## WHAT THE EXERCISE ASKS
Comb the records below for the string "second" and copy each line where it turns up.

-------- LISTED ENTRIES --------

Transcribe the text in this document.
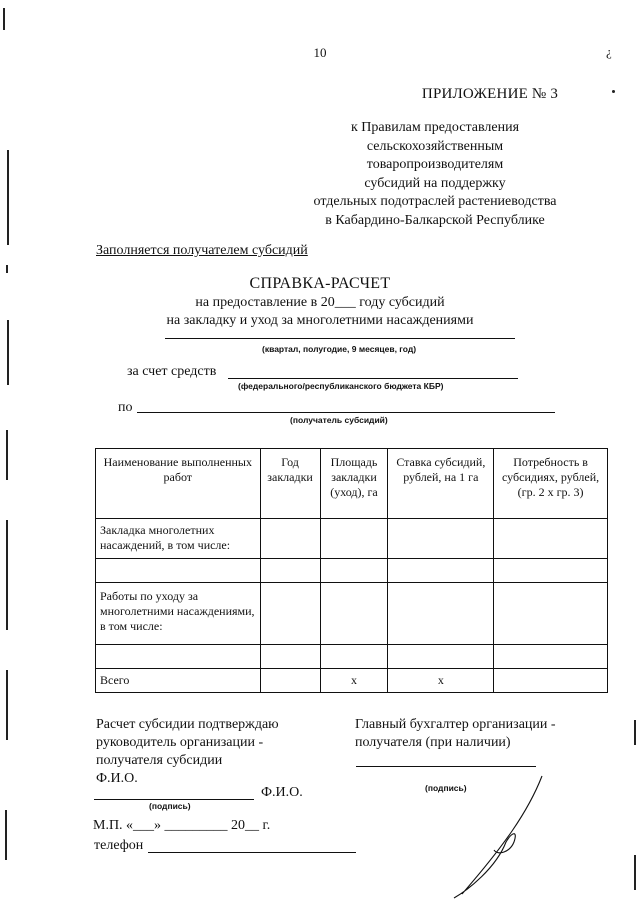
10	¿
ПРИЛОЖЕНИЕ № 3
к Правилам предоставления
сельскохозяйственным
товаропроизводителям
субсидий на поддержку
отдельных подотраслей растениеводства
в Кабардино-Балкарской Республике
Заполняется получателем субсидий
СПРАВКА-РАСЧЕТ
на предоставление в 20___ году субсидий
на закладку и уход за многолетними насаждениями
(квартал, полугодие, 9 месяцев, год)
за счет средств
(федерального/республиканского бюджета КБР)
по
(получатель субсидий)
Наименование выполненных работ	Год закладки	Площадь закладки (уход), га	Ставка субсидий, рублей, на 1 га	Потребность в субсидиях, рублей, (гр. 2 х гр. 3)
Закладка многолетних насаждений, в том числе:				

Работы по уходу за многолетними насаждениями, в том числе:				

Всего		х	х	
Расчет субсидии подтверждаю
руководитель организации -
получателя субсидии
Ф.И.О.
Ф.И.О.
(подпись)
М.П. «___» _________ 20__ г.
телефон
Главный бухгалтер организации -
получателя (при наличии)
(подпись)
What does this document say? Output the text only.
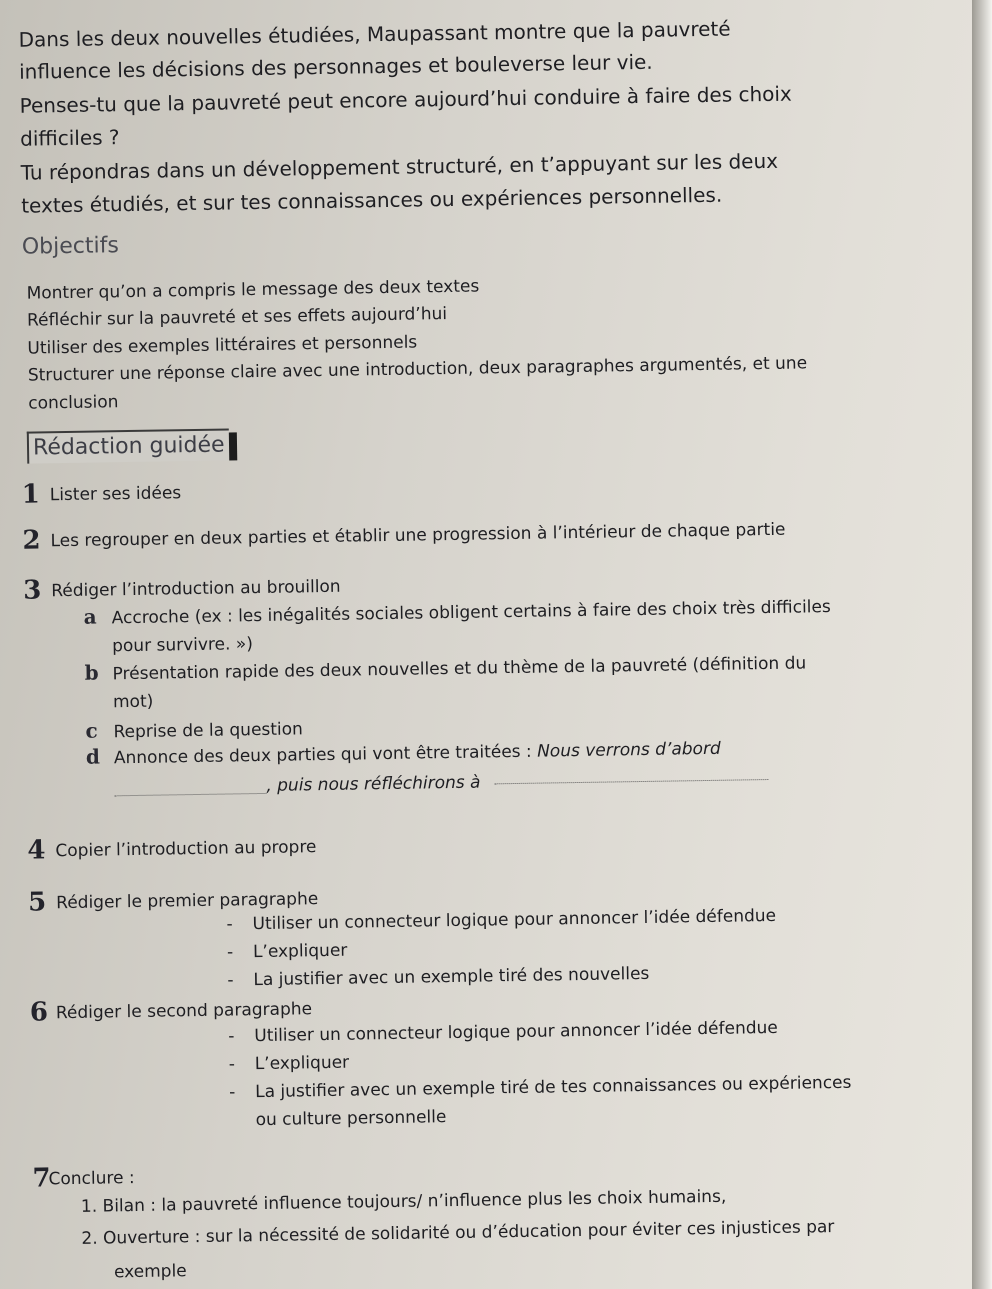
Dans les deux nouvelles étudiées, Maupassant montre que la pauvreté
influence les décisions des personnages et bouleverse leur vie.
Penses-tu que la pauvreté peut encore aujourd’hui conduire à faire des choix
difficiles ?
Tu répondras dans un développement structuré, en t’appuyant sur les deux
textes étudiés, et sur tes connaissances ou expériences personnelles.
Objectifs
Montrer qu’on a compris le message des deux textes
Réfléchir sur la pauvreté et ses effets aujourd’hui
Utiliser des exemples littéraires et personnels
Structurer une réponse claire avec une introduction, deux paragraphes argumentés, et une
conclusion
Rédaction guidée
1 Lister ses idées
2 Les regrouper en deux parties et établir une progression à l’intérieur de chaque partie
3 Rédiger l’introduction au brouillon
a Accroche (ex : les inégalités sociales obligent certains à faire des choix très difficiles
pour survivre. »)
b Présentation rapide des deux nouvelles et du thème de la pauvreté (définition du
mot)
c Reprise de la question
d Annonce des deux parties qui vont être traitées : Nous verrons d’abord
, puis nous réfléchirons à
4 Copier l’introduction au propre
5 Rédiger le premier paragraphe
- Utiliser un connecteur logique pour annoncer l’idée défendue
- L’expliquer
- La justifier avec un exemple tiré des nouvelles
6 Rédiger le second paragraphe
- Utiliser un connecteur logique pour annoncer l’idée défendue
- L’expliquer
- La justifier avec un exemple tiré de tes connaissances ou expériences
ou culture personnelle
7
Conclure :
1. Bilan : la pauvreté influence toujours/ n’influence plus les choix humains,
2. Ouverture : sur la nécessité de solidarité ou d’éducation pour éviter ces injustices par
exemple
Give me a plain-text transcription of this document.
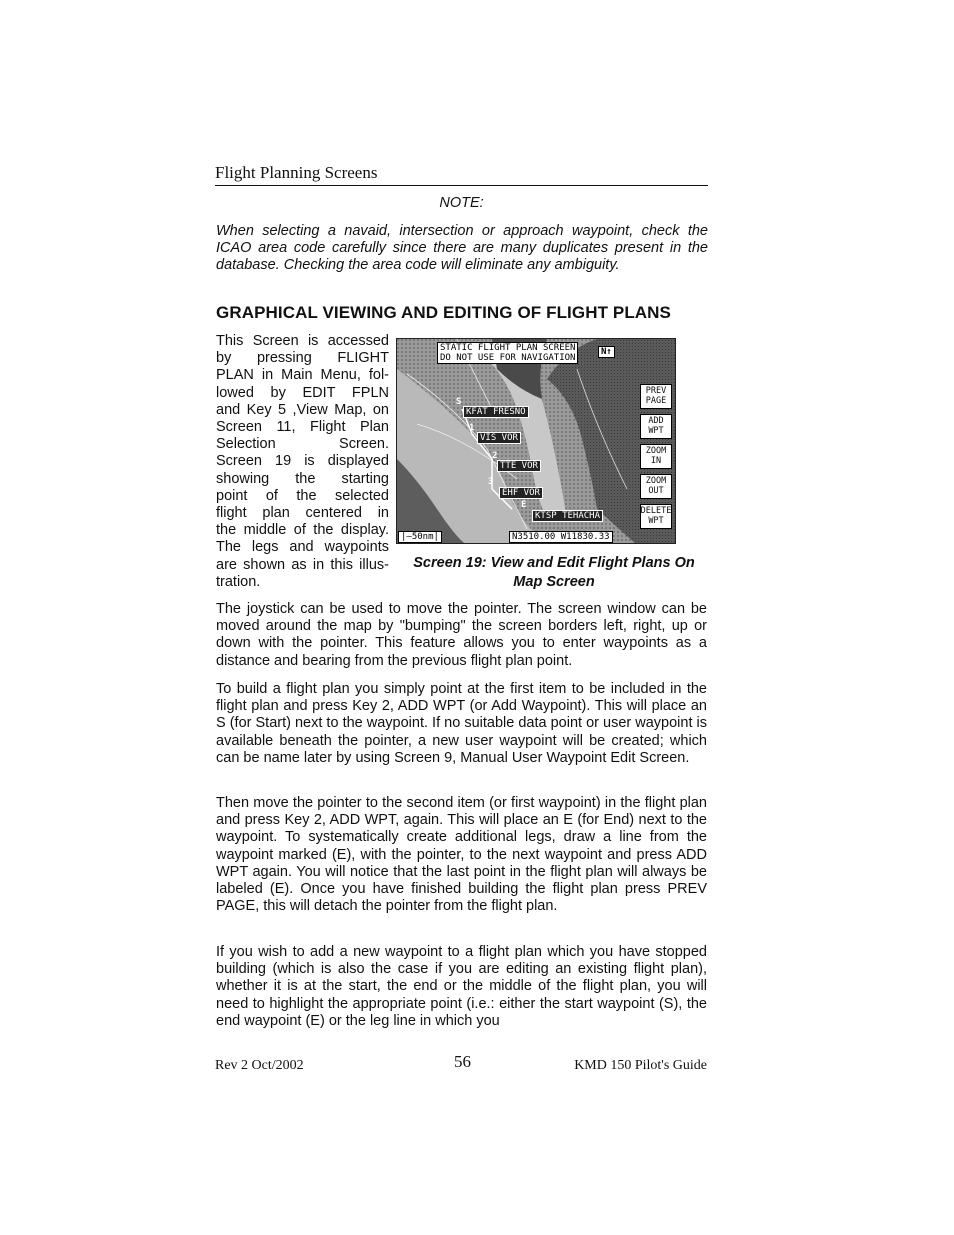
Flight Planning Screens
NOTE:
When selecting a navaid, intersection or approach waypoint, check the ICAO area code carefully since there are many duplicates present in the database. Checking the area code will eliminate any ambiguity.
GRAPHICAL VIEWING AND EDITING OF FLIGHT PLANS
This Screen is accessed
by pressing FLIGHT
PLAN in Main Menu, fol-
lowed by EDIT FPLN
and Key 5 ,View Map, on
Screen 11, Flight Plan
Selection Screen.
Screen 19 is displayed
showing the starting
point of the selected
flight plan centered in
the middle of the display.
The legs and waypoints
are shown as in this illus-
tration.
STATIC FLIGHT PLAN SCREEN
DO NOT USE FOR NAVIGATION
N↑
PREV
PAGE
ADD
WPT
ZOOM
IN
ZOOM
OUT
DELETE
WPT
S
KFAT FRESNO
1
VIS VOR
2
TTE VOR
3
EHF VOR
E
KTSP TEHACHA
|—50nm|	N3510.00 W11830.33
Screen 19: View and Edit Flight Plans On
Map Screen
The joystick can be used to move the pointer. The screen window can be moved around the map by "bumping" the screen borders left, right, up or down with the pointer. This feature allows you to enter waypoints as a distance and bearing from the previous flight plan point.
To build a flight plan you simply point at the first item to be included in the flight plan and press Key 2, ADD WPT (or Add Waypoint). This will place an S (for Start) next to the waypoint. If no suitable data point or user waypoint is available beneath the pointer, a new user waypoint will be created; which can be name later by using Screen 9, Manual User Waypoint Edit Screen.
Then move the pointer to the second item (or first waypoint) in the flight plan and press Key 2, ADD WPT, again. This will place an E (for End) next to the waypoint. To systematically create additional legs, draw a line from the waypoint marked (E), with the pointer, to the next waypoint and press ADD WPT again. You will notice that the last point in the flight plan will always be labeled (E). Once you have finished building the flight plan press PREV PAGE, this will detach the pointer from the flight plan.
If you wish to add a new waypoint to a flight plan which you have stopped building (which is also the case if you are editing an existing flight plan), whether it is at the start, the end or the middle of the flight plan, you will need to highlight the appropriate point (i.e.: either the start waypoint (S), the end waypoint (E) or the leg line in which you
Rev 2 Oct/2002	56	KMD 150 Pilot's Guide
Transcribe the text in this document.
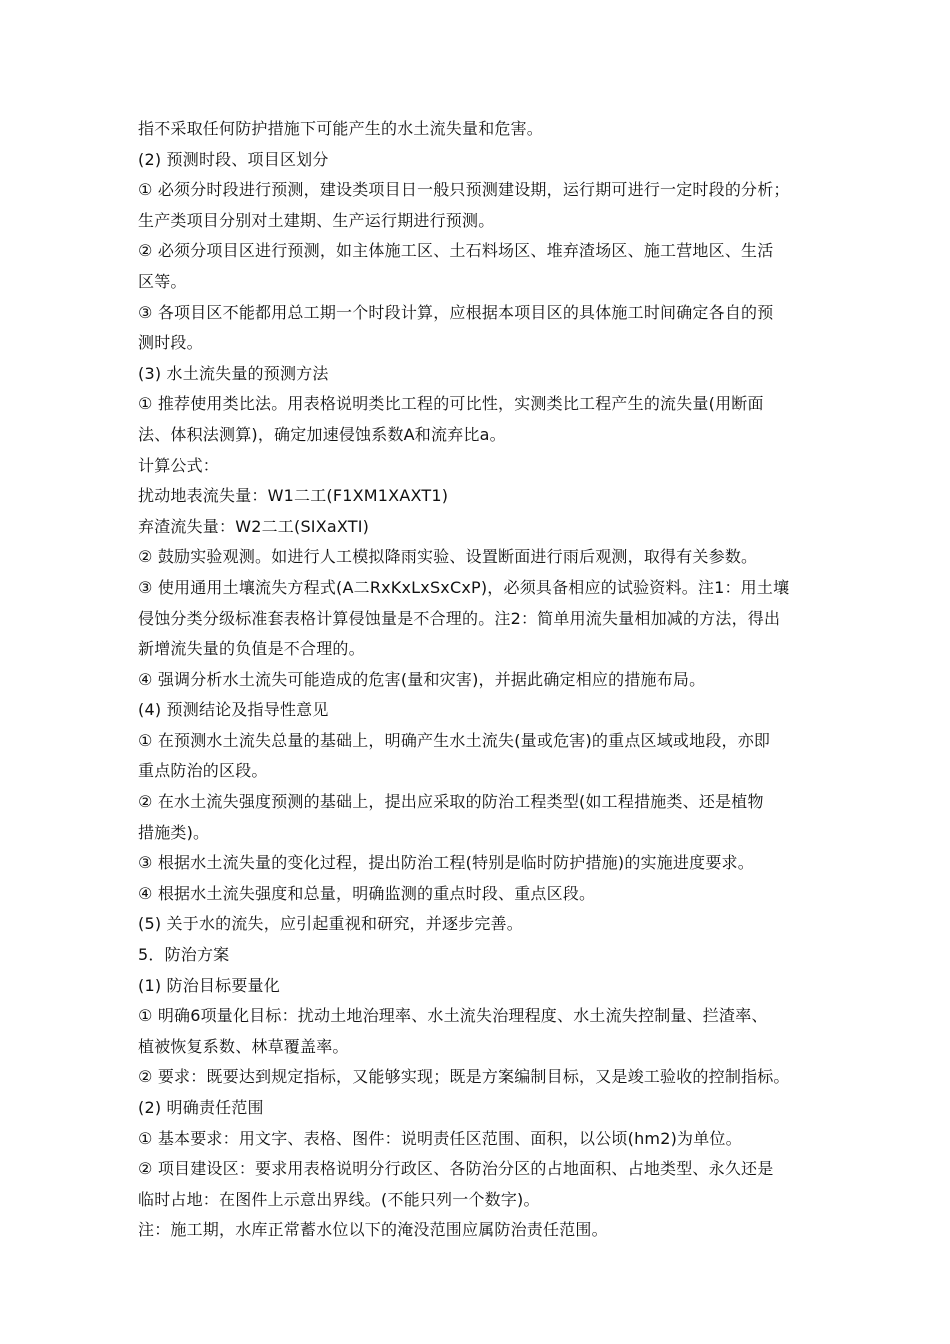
指不采取任何防护措施下可能产生的水土流失量和危害。
(2) 预测时段、项目区划分
① 必须分时段进行预测，建设类项目日一般只预测建设期，运行期可进行一定时段的分析；
生产类项目分别对土建期、生产运行期进行预测。
② 必须分项目区进行预测，如主体施工区、土石料场区、堆弃渣场区、施工营地区、生活
区等。
③ 各项目区不能都用总工期一个时段计算，应根据本项目区的具体施工时间确定各自的预
测时段。
(3) 水土流失量的预测方法
① 推荐使用类比法。用表格说明类比工程的可比性，实测类比工程产生的流失量(用断面
法、体积法测算)，确定加速侵蚀系数A和流弃比a。
计算公式：
扰动地表流失量：W1二工(F1XM1XAXT1)
弃渣流失量：W2二工(SIXaXTI)
② 鼓励实验观测。如进行人工模拟降雨实验、设置断面进行雨后观测，取得有关参数。
③ 使用通用土壤流失方程式(A二RxKxLxSxCxP)，必须具备相应的试验资料。注1：用土壤
侵蚀分类分级标准套表格计算侵蚀量是不合理的。注2：简单用流失量相加减的方法，得出
新增流失量的负值是不合理的。
④ 强调分析水土流失可能造成的危害(量和灾害)，并据此确定相应的措施布局。
(4) 预测结论及指导性意见
① 在预测水土流失总量的基础上，明确产生水土流失(量或危害)的重点区域或地段，亦即
重点防治的区段。
② 在水土流失强度预测的基础上，提出应采取的防治工程类型(如工程措施类、还是植物
措施类)。
③ 根据水土流失量的变化过程，提出防治工程(特别是临时防护措施)的实施进度要求。
④ 根据水土流失强度和总量，明确监测的重点时段、重点区段。
(5) 关于水的流失，应引起重视和研究，并逐步完善。
5．防治方案
(1) 防治目标要量化
① 明确6项量化目标：扰动土地治理率、水土流失治理程度、水土流失控制量、拦渣率、
植被恢复系数、林草覆盖率。
② 要求：既要达到规定指标，又能够实现；既是方案编制目标，又是竣工验收的控制指标。
(2) 明确责任范围
① 基本要求：用文字、表格、图件：说明责任区范围、面积，以公顷(hm2)为单位。
② 项目建设区：要求用表格说明分行政区、各防治分区的占地面积、占地类型、永久还是
临时占地：在图件上示意出界线。(不能只列一个数字)。
注：施工期，水库正常蓄水位以下的淹没范围应属防治责任范围。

--------

## WRITTEN REPLY
6 Rédiger le second paragraphe
Then move the pointer to the second item (or first waypoint) in the flight plan and press Key 2, ADD WPT, again. This will place an E (for End) next to the waypoint. To systematically create additional legs, draw a line from the waypoint marked (E), with the pointer, to the next waypoint and press ADD WPT again. You will notice that the last point in the flight plan will always be labeled (E). Once you have finished building the flight plan press PREV PAGE, this will detach the pointer from the flight plan.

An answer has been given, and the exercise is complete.